Give the listing again in full, exactly as written.
## START Stored data
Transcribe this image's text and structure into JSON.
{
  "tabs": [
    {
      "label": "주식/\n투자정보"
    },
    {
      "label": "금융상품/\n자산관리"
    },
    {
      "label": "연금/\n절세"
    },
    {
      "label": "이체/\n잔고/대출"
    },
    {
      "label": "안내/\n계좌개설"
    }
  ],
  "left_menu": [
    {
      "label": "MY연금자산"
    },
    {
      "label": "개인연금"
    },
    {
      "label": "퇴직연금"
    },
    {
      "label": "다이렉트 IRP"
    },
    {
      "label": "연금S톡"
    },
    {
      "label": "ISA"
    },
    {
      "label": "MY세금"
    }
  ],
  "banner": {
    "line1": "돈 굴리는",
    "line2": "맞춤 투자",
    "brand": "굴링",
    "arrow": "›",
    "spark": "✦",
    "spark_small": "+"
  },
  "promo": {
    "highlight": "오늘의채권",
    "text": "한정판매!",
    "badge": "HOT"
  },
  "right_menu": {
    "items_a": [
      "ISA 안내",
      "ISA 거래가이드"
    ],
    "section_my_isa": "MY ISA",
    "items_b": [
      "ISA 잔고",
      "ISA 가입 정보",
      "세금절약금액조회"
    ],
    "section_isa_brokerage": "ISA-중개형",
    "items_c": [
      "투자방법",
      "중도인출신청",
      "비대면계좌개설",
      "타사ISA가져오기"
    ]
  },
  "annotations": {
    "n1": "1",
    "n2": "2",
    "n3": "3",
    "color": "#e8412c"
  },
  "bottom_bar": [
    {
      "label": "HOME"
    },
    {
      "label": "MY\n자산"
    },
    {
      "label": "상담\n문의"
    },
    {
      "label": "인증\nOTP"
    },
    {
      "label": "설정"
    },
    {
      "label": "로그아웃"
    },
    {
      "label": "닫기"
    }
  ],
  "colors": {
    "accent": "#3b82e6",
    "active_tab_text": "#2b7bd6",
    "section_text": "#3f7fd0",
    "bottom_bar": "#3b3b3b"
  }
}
## END Stored data
» **Answer to this task**
Transcribe this image's text and structure into JSON.
{
  "tabs": [
    {
      "label": "주식/\n투자정보"
    },
    {
      "label": "금융상품/\n자산관리"
    },
    {
      "label": "연금/\n절세"
    },
    {
      "label": "이체/\n잔고/대출"
    },
    {
      "label": "안내/\n계좌개설"
    }
  ],
  "left_menu": [
    {
      "label": "MY연금자산"
    },
    {
      "label": "개인연금"
    },
    {
      "label": "퇴직연금"
    },
    {
      "label": "다이렉트 IRP"
    },
    {
      "label": "연금S톡"
    },
    {
      "label": "ISA"
    },
    {
      "label": "MY세금"
    }
  ],
  "banner": {
    "line1": "돈 굴리는",
    "line2": "맞춤 투자",
    "brand": "굴링",
    "arrow": "›",
    "spark": "✦",
    "spark_small": "+"
  },
  "promo": {
    "highlight": "오늘의채권",
    "text": "한정판매!",
    "badge": "HOT"
  },
  "right_menu": {
    "items_a": [
      "ISA 안내",
      "ISA 거래가이드"
    ],
    "section_my_isa": "MY ISA",
    "items_b": [
      "ISA 잔고",
      "ISA 가입 정보",
      "세금절약금액조회"
    ],
    "section_isa_brokerage": "ISA-중개형",
    "items_c": [
      "투자방법",
      "중도인출신청",
      "비대면계좌개설",
      "타사ISA가져오기"
    ]
  },
  "annotations": {
    "n1": "1",
    "n2": "2",
    "n3": "3",
    "color": "#e8412c"
  },
  "bottom_bar": [
    {
      "label": "HOME"
    },
    {
      "label": "MY\n자산"
    },
    {
      "label": "상담\n문의"
    },
    {
      "label": "인증\nOTP"
    },
    {
      "label": "설정"
    },
    {
      "label": "로그아웃"
    },
    {
      "label": "닫기"
    }
  ],
  "colors": {
    "accent": "#3b82e6",
    "active_tab_text": "#2b7bd6",
    "section_text": "#3f7fd0",
    "bottom_bar": "#3b3b3b"
  }
}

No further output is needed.